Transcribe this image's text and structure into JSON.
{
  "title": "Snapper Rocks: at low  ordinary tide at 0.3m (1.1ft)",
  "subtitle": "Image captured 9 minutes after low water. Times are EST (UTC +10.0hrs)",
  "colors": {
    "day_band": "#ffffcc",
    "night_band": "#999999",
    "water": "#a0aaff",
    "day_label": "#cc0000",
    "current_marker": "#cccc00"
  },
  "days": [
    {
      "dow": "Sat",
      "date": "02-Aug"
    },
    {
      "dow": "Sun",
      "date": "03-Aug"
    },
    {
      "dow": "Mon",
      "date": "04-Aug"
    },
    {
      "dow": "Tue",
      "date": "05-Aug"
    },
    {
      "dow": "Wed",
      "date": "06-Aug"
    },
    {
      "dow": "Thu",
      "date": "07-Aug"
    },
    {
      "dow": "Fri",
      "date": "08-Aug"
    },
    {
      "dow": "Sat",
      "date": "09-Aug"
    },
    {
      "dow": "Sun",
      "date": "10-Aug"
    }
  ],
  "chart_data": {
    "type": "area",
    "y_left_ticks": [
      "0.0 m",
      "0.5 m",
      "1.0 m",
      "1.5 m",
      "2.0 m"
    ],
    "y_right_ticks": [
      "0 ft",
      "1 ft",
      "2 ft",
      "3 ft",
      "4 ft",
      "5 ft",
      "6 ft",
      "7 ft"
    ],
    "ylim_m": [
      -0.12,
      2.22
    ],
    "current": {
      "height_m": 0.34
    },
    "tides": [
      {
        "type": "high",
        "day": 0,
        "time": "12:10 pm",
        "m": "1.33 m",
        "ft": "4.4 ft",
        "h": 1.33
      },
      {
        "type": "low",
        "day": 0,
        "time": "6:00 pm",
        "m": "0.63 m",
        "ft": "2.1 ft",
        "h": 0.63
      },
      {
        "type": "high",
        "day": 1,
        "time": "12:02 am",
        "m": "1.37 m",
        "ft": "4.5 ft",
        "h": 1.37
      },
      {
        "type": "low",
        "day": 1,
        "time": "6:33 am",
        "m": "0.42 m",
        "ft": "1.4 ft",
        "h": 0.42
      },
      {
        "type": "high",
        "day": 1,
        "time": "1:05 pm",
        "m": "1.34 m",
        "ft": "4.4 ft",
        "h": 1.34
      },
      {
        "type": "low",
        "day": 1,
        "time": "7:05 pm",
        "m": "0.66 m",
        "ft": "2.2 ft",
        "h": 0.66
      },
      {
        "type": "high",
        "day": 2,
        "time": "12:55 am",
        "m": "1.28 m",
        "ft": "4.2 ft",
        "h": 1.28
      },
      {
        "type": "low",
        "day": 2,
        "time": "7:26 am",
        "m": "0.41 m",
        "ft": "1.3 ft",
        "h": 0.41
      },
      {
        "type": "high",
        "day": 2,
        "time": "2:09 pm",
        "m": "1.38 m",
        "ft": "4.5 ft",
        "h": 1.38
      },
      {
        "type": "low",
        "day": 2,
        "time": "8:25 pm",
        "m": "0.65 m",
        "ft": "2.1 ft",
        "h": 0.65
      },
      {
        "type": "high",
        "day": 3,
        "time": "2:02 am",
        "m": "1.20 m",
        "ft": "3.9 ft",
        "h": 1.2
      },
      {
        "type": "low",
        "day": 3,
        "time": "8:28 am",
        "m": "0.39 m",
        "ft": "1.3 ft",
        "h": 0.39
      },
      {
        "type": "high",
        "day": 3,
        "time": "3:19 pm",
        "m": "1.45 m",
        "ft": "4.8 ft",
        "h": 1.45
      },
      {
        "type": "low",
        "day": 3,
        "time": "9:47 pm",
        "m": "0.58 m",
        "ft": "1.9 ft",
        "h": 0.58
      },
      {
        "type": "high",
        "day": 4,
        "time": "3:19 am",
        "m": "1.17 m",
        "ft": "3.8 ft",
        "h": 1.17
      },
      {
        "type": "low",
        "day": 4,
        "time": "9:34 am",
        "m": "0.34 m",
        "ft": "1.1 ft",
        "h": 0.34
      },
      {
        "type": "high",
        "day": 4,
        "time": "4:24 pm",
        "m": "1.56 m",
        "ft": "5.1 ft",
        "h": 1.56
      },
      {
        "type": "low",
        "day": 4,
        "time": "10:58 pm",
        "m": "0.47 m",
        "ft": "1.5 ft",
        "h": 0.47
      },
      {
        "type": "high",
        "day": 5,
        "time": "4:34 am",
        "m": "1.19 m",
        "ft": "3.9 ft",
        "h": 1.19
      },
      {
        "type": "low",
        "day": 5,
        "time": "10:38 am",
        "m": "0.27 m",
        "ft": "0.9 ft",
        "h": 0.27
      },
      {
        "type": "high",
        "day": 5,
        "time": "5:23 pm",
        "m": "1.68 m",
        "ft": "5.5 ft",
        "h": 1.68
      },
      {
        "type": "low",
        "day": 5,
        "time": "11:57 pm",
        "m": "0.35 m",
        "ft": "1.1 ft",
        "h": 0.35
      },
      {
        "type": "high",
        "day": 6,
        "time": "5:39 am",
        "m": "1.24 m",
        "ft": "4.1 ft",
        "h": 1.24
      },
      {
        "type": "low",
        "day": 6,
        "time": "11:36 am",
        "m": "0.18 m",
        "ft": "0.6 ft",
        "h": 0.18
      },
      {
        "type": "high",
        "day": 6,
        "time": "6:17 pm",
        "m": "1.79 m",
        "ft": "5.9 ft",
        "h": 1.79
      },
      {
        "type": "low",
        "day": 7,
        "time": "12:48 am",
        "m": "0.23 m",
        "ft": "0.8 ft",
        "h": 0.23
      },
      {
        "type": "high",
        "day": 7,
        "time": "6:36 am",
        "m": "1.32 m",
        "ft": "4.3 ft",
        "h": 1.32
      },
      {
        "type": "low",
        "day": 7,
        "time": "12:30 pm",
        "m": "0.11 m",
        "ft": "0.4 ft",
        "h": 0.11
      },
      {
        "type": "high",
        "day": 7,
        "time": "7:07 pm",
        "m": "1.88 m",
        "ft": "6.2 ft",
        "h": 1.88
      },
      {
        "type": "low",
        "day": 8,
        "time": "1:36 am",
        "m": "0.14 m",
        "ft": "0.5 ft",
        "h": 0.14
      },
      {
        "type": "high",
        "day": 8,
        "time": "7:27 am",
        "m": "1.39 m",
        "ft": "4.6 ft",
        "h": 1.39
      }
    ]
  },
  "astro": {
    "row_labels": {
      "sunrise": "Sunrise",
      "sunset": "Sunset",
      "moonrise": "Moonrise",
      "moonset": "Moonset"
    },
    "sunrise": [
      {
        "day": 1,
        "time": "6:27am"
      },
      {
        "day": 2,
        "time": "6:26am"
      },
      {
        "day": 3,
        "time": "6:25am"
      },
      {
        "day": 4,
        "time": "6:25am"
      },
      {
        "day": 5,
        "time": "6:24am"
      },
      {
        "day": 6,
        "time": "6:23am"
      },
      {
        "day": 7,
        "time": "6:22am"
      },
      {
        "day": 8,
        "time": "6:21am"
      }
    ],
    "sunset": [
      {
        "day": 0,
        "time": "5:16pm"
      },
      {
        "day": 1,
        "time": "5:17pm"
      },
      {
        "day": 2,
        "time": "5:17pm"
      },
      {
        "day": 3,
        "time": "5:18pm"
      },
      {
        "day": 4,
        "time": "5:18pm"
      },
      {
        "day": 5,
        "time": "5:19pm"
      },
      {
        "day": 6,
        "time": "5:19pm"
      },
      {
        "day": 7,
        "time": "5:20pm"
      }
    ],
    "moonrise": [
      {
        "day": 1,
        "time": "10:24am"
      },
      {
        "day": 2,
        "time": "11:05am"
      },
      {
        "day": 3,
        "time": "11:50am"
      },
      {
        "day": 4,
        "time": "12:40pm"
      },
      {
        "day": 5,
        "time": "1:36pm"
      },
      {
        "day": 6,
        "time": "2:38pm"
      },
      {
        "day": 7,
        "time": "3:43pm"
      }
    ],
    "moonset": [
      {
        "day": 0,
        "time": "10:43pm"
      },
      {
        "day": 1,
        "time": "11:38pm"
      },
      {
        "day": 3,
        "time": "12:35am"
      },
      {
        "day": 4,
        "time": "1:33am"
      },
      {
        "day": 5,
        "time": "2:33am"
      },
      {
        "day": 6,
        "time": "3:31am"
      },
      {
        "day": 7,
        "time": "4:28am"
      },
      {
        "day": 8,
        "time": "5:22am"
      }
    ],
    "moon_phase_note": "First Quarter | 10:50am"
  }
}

◆ Directions:
Search the entries for the word "date", then list each line that holds it.

◆ Complete output:
      "date": "02-Aug"
      "date": "03-Aug"
      "date": "04-Aug"
      "date": "05-Aug"
      "date": "06-Aug"
      "date": "07-Aug"
      "date": "08-Aug"
      "date": "09-Aug"
      "date": "10-Aug"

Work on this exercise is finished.